─── ROWS

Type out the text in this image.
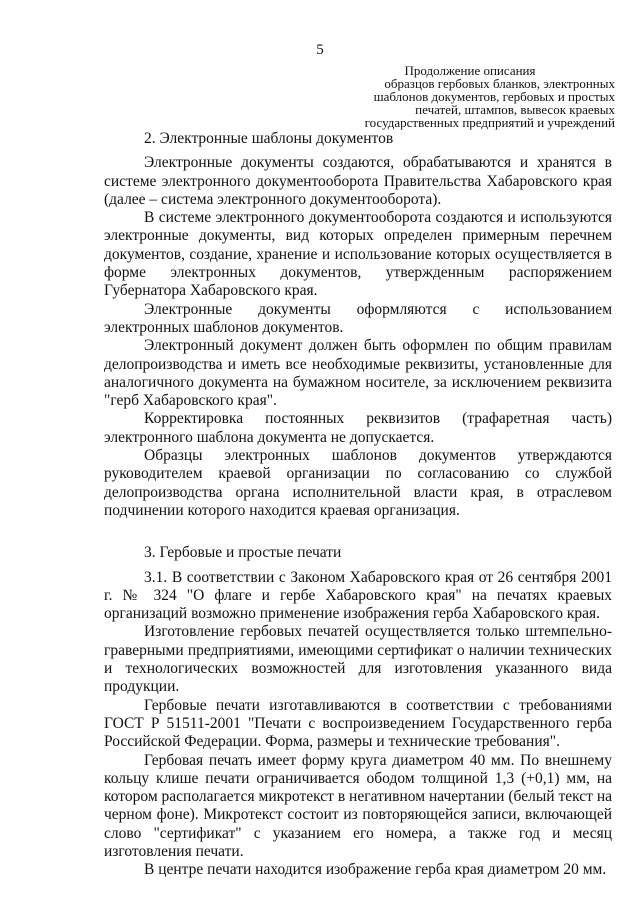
5
Продолжение описания
образцов гербовых бланков, электронных
шаблонов документов, гербовых и простых
печатей, штампов, вывесок краевых
государственных предприятий и учреждений
2. Электронные шаблоны документов

Электронные документы создаются, обрабатываются и хранятся в системе электронного документооборота Правительства Хабаровского края (далее – система электронного документооборота).

В системе электронного документооборота создаются и используются электронные документы, вид которых определен примерным перечнем документов, создание, хранение и использование которых осуществляется в форме электронных документов, утвержденным распоряжением Губернатора Хабаровского края.

Электронные документы оформляются с использованием электронных шаблонов документов.

Электронный документ должен быть оформлен по общим правилам делопроизводства и иметь все необходимые реквизиты, установленные для аналогичного документа на бумажном носителе, за исключением реквизита "герб Хабаровского края".

Корректировка постоянных реквизитов (трафаретная часть) электронного шаблона документа не допускается.

Образцы электронных шаблонов документов утверждаются руководителем краевой организации по согласованию со службой делопроизводства органа исполнительной власти края, в отраслевом подчинении которого находится краевая организация.

3. Гербовые и простые печати

3.1. В соответствии с Законом Хабаровского края от 26 сентября 2001 г. № 324 "О флаге и гербе Хабаровского края" на печатях краевых организаций возможно применение изображения герба Хабаровского края.

Изготовление гербовых печатей осуществляется только штемпельно-граверными предприятиями, имеющими сертификат о наличии технических и технологических возможностей для изготовления указанного вида продукции.

Гербовые печати изготавливаются в соответствии с требованиями ГОСТ Р 51511-2001 "Печати с воспроизведением Государственного герба Российской Федерации. Форма, размеры и технические требования".

Гербовая печать имеет форму круга диаметром 40 мм. По внешнему кольцу клише печати ограничивается ободом толщиной 1,3 (+0,1) мм, на котором располагается микротекст в негативном начертании (белый текст на черном фоне). Микротекст состоит из повторяющейся записи, включающей слово "сертификат" с указанием его номера, а также год и месяц изготовления печати.

В центре печати находится изображение герба края диаметром 20 мм.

──────

## [DIRECTION]
Report how many lines of the entries hold the word "осуществляется". Nothing else is needed.

## [EXPECTED OUTPUT]
2